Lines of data
* * * * *
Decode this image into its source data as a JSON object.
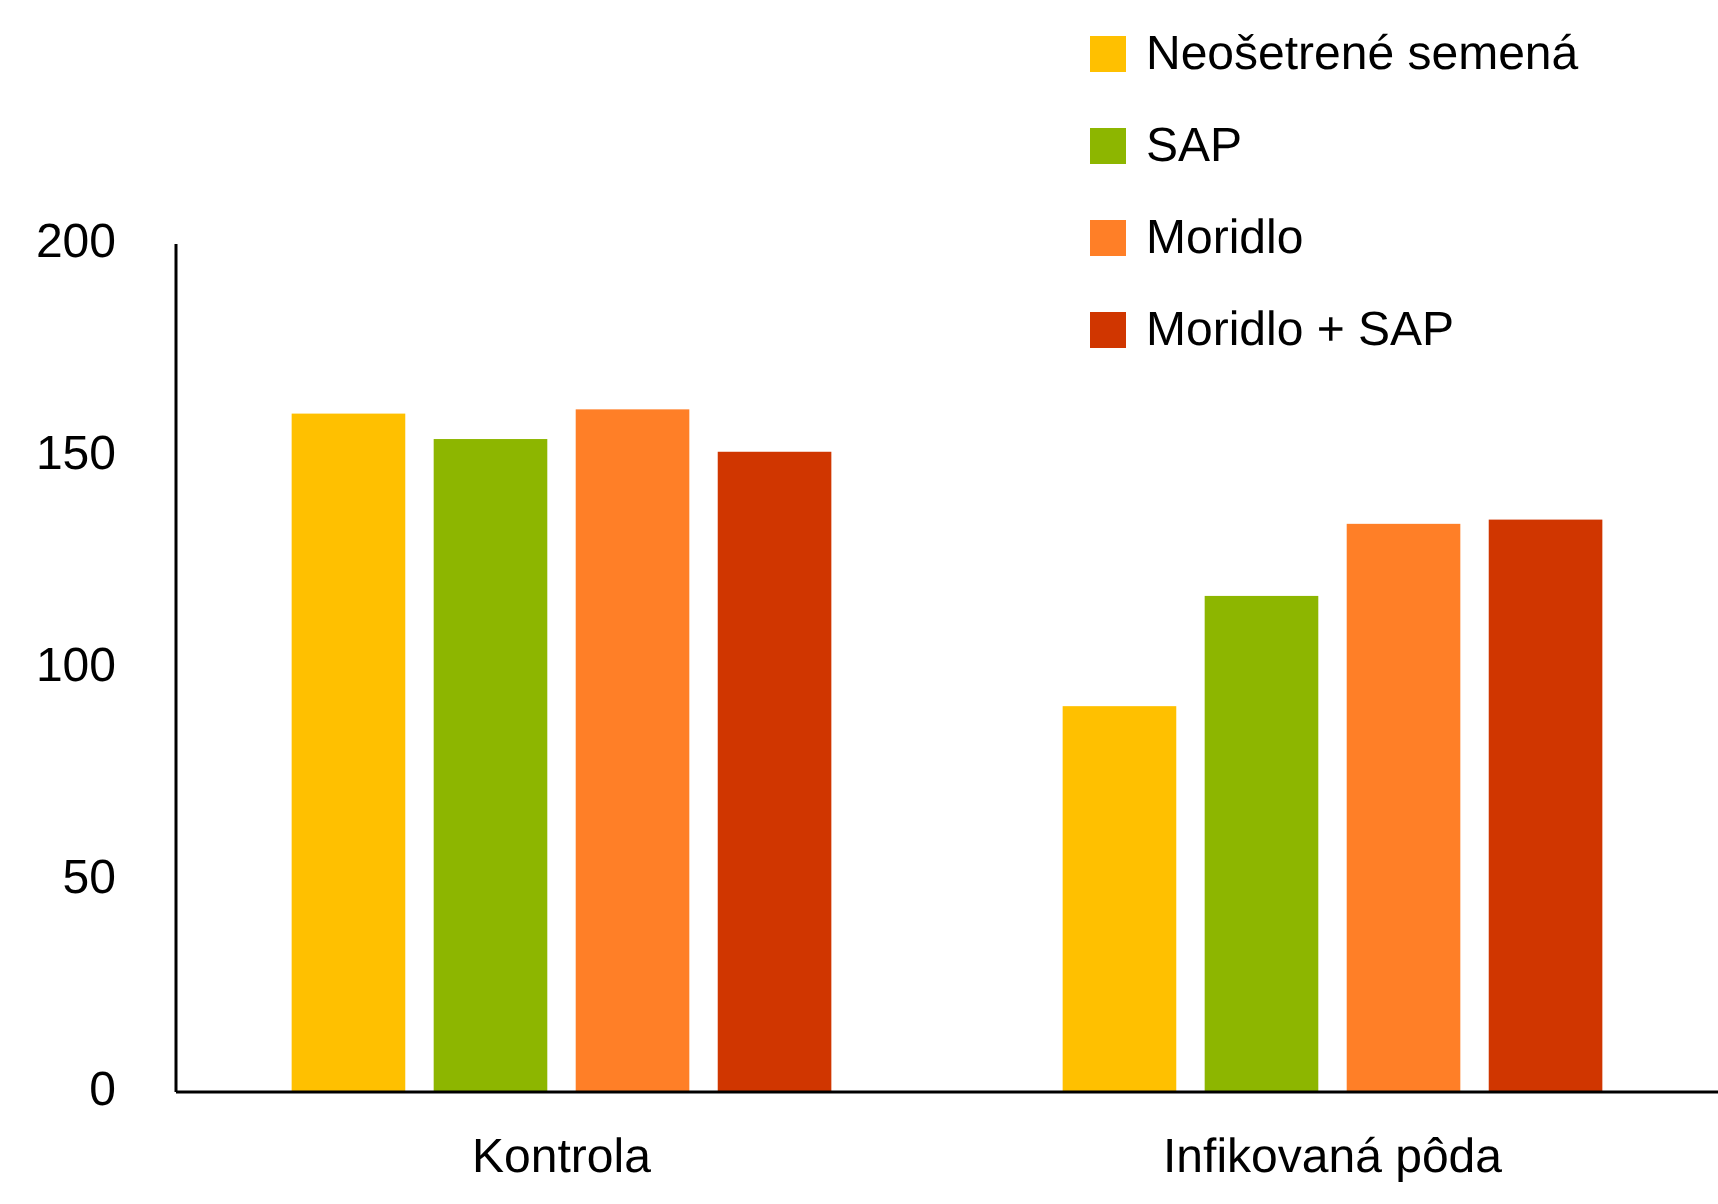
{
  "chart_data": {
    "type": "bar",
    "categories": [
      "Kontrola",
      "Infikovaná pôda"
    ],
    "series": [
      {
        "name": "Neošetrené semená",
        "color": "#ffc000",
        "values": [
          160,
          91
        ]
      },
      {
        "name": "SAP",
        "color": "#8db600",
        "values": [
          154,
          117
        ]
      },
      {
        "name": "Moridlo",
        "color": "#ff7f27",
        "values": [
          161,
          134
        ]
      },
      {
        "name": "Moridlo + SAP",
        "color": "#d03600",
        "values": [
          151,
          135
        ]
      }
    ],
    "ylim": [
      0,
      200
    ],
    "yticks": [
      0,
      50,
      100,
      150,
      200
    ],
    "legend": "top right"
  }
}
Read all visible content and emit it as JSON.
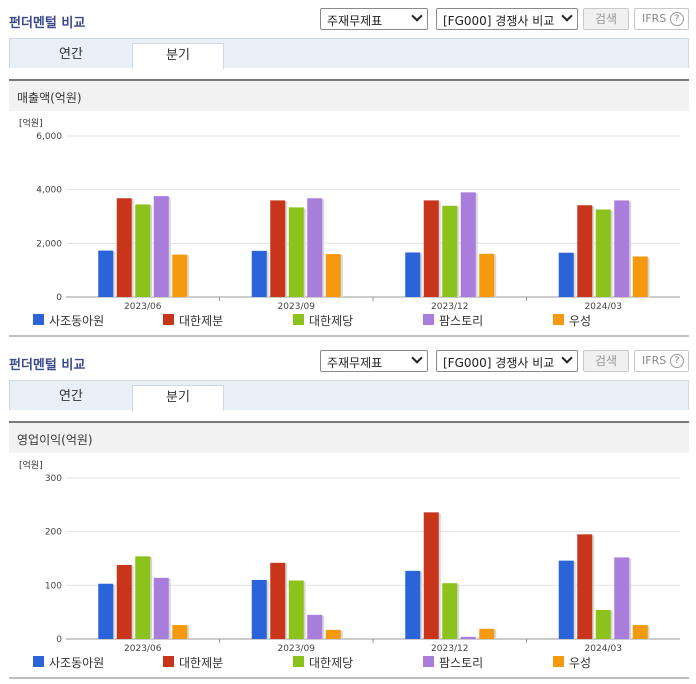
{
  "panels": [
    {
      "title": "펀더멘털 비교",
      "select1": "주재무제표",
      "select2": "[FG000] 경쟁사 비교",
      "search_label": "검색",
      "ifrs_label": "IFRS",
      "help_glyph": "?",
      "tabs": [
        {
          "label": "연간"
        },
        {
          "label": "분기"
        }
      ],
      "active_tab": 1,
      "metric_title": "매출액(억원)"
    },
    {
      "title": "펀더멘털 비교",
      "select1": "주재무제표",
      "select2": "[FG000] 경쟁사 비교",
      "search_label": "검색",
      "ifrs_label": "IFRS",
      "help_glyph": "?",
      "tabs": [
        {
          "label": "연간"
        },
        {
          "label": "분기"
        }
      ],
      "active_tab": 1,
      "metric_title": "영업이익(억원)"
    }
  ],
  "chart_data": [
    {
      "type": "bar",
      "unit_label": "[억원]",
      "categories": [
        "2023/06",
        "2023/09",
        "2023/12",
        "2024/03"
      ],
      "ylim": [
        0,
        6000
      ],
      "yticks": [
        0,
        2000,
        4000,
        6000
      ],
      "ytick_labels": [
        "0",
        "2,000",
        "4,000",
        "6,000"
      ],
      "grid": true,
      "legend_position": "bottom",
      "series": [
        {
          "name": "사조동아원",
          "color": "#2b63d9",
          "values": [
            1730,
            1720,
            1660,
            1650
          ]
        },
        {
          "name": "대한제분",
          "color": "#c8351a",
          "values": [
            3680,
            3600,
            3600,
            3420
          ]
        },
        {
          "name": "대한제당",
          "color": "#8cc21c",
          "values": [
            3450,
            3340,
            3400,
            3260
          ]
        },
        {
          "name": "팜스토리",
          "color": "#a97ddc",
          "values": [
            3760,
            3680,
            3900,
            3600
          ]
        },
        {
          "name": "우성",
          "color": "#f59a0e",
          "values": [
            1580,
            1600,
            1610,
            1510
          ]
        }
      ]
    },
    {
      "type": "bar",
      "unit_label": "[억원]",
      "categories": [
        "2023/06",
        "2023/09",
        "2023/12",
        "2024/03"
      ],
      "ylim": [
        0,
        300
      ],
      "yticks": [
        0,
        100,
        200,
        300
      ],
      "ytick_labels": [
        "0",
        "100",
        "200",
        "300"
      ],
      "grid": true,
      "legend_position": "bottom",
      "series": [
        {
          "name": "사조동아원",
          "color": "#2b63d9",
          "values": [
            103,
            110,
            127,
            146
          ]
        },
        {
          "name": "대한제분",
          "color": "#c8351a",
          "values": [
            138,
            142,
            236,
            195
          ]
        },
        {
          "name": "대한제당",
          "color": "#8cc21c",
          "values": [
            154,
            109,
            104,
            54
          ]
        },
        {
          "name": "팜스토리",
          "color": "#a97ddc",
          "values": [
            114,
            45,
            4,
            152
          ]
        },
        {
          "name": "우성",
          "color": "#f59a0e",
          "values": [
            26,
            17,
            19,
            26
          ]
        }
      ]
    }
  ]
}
* * * * *
## What you need to do
Give every line back word for word and leave the pictures out.

## Solved problem
Decode this image into its source data as a JSON object.
{
  "chart_data": {
    "type": "bar",
    "categories": [
      "Kontrola",
      "Infikovaná pôda"
    ],
    "series": [
      {
        "name": "Neošetrené semená",
        "color": "#ffc000",
        "values": [
          160,
          91
        ]
      },
      {
        "name": "SAP",
        "color": "#8db600",
        "values": [
          154,
          117
        ]
      },
      {
        "name": "Moridlo",
        "color": "#ff7f27",
        "values": [
          161,
          134
        ]
      },
      {
        "name": "Moridlo + SAP",
        "color": "#d03600",
        "values": [
          151,
          135
        ]
      }
    ],
    "ylim": [
      0,
      200
    ],
    "yticks": [
      0,
      50,
      100,
      150,
      200
    ],
    "legend": "top right"
  }
}
Read all visible content and emit it as JSON.
{
  "panels": [
    {
      "title": "펀더멘털 비교",
      "select1": "주재무제표",
      "select2": "[FG000] 경쟁사 비교",
      "search_label": "검색",
      "ifrs_label": "IFRS",
      "help_glyph": "?",
      "tabs": [
        {
          "label": "연간"
        },
        {
          "label": "분기"
        }
      ],
      "active_tab": 1,
      "metric_title": "매출액(억원)"
    },
    {
      "title": "펀더멘털 비교",
      "select1": "주재무제표",
      "select2": "[FG000] 경쟁사 비교",
      "search_label": "검색",
      "ifrs_label": "IFRS",
      "help_glyph": "?",
      "tabs": [
        {
          "label": "연간"
        },
        {
          "label": "분기"
        }
      ],
      "active_tab": 1,
      "metric_title": "영업이익(억원)"
    }
  ],
  "chart_data": [
    {
      "type": "bar",
      "unit_label": "[억원]",
      "categories": [
        "2023/06",
        "2023/09",
        "2023/12",
        "2024/03"
      ],
      "ylim": [
        0,
        6000
      ],
      "yticks": [
        0,
        2000,
        4000,
        6000
      ],
      "ytick_labels": [
        "0",
        "2,000",
        "4,000",
        "6,000"
      ],
      "grid": true,
      "legend_position": "bottom",
      "series": [
        {
          "name": "사조동아원",
          "color": "#2b63d9",
          "values": [
            1730,
            1720,
            1660,
            1650
          ]
        },
        {
          "name": "대한제분",
          "color": "#c8351a",
          "values": [
            3680,
            3600,
            3600,
            3420
          ]
        },
        {
          "name": "대한제당",
          "color": "#8cc21c",
          "values": [
            3450,
            3340,
            3400,
            3260
          ]
        },
        {
          "name": "팜스토리",
          "color": "#a97ddc",
          "values": [
            3760,
            3680,
            3900,
            3600
          ]
        },
        {
          "name": "우성",
          "color": "#f59a0e",
          "values": [
            1580,
            1600,
            1610,
            1510
          ]
        }
      ]
    },
    {
      "type": "bar",
      "unit_label": "[억원]",
      "categories": [
        "2023/06",
        "2023/09",
        "2023/12",
        "2024/03"
      ],
      "ylim": [
        0,
        300
      ],
      "yticks": [
        0,
        100,
        200,
        300
      ],
      "ytick_labels": [
        "0",
        "100",
        "200",
        "300"
      ],
      "grid": true,
      "legend_position": "bottom",
      "series": [
        {
          "name": "사조동아원",
          "color": "#2b63d9",
          "values": [
            103,
            110,
            127,
            146
          ]
        },
        {
          "name": "대한제분",
          "color": "#c8351a",
          "values": [
            138,
            142,
            236,
            195
          ]
        },
        {
          "name": "대한제당",
          "color": "#8cc21c",
          "values": [
            154,
            109,
            104,
            54
          ]
        },
        {
          "name": "팜스토리",
          "color": "#a97ddc",
          "values": [
            114,
            45,
            4,
            152
          ]
        },
        {
          "name": "우성",
          "color": "#f59a0e",
          "values": [
            26,
            17,
            19,
            26
          ]
        }
      ]
    }
  ]
}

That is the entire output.